Written instruction: Repeat, exactly and completely, the material that follows. Omit the pictures.

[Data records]
——————
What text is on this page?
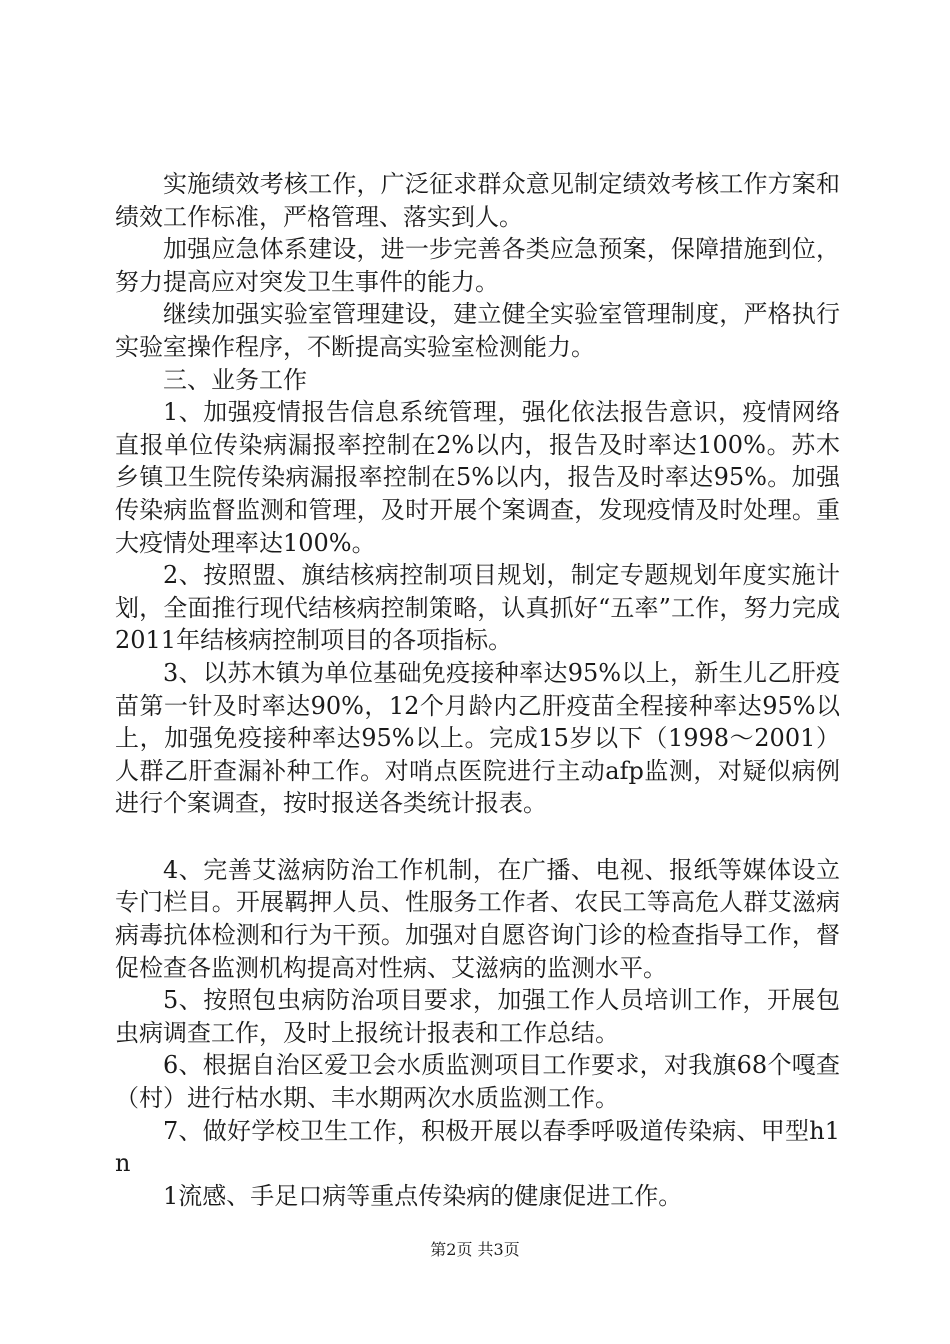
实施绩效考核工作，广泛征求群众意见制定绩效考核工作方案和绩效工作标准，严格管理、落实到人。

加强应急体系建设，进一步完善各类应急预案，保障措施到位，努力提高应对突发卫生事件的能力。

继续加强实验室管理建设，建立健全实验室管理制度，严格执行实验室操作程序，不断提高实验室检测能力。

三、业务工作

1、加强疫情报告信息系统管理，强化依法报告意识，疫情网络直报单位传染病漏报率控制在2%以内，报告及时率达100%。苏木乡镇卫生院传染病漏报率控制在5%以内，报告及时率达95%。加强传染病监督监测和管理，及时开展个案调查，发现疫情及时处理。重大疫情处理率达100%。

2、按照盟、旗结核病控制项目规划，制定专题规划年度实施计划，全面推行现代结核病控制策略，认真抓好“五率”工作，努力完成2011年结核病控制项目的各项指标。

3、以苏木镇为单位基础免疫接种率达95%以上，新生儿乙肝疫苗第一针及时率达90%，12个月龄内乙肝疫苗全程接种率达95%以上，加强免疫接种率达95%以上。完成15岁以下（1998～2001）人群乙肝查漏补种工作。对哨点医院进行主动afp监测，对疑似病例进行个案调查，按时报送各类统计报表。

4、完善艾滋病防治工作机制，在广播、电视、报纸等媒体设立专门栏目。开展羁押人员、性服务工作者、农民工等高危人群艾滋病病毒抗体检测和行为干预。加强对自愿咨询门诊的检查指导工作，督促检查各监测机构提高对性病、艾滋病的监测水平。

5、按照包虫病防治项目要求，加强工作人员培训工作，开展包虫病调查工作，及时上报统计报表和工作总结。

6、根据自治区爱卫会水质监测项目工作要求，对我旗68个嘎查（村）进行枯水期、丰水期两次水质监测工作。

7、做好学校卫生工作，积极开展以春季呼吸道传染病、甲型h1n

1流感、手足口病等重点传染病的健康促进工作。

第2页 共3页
——————
Exercise solution:
What text is on this page?
实施绩效考核工作，广泛征求群众意见制定绩效考核工作方案和绩效工作标准，严格管理、落实到人。

加强应急体系建设，进一步完善各类应急预案，保障措施到位，努力提高应对突发卫生事件的能力。

继续加强实验室管理建设，建立健全实验室管理制度，严格执行实验室操作程序，不断提高实验室检测能力。

三、业务工作

1、加强疫情报告信息系统管理，强化依法报告意识，疫情网络直报单位传染病漏报率控制在2%以内，报告及时率达100%。苏木乡镇卫生院传染病漏报率控制在5%以内，报告及时率达95%。加强传染病监督监测和管理，及时开展个案调查，发现疫情及时处理。重大疫情处理率达100%。

2、按照盟、旗结核病控制项目规划，制定专题规划年度实施计划，全面推行现代结核病控制策略，认真抓好“五率”工作，努力完成2011年结核病控制项目的各项指标。

3、以苏木镇为单位基础免疫接种率达95%以上，新生儿乙肝疫苗第一针及时率达90%，12个月龄内乙肝疫苗全程接种率达95%以上，加强免疫接种率达95%以上。完成15岁以下（1998～2001）人群乙肝查漏补种工作。对哨点医院进行主动afp监测，对疑似病例进行个案调查，按时报送各类统计报表。

4、完善艾滋病防治工作机制，在广播、电视、报纸等媒体设立专门栏目。开展羁押人员、性服务工作者、农民工等高危人群艾滋病病毒抗体检测和行为干预。加强对自愿咨询门诊的检查指导工作，督促检查各监测机构提高对性病、艾滋病的监测水平。

5、按照包虫病防治项目要求，加强工作人员培训工作，开展包虫病调查工作，及时上报统计报表和工作总结。

6、根据自治区爱卫会水质监测项目工作要求，对我旗68个嘎查（村）进行枯水期、丰水期两次水质监测工作。

7、做好学校卫生工作，积极开展以春季呼吸道传染病、甲型h1n

1流感、手足口病等重点传染病的健康促进工作。

第2页 共3页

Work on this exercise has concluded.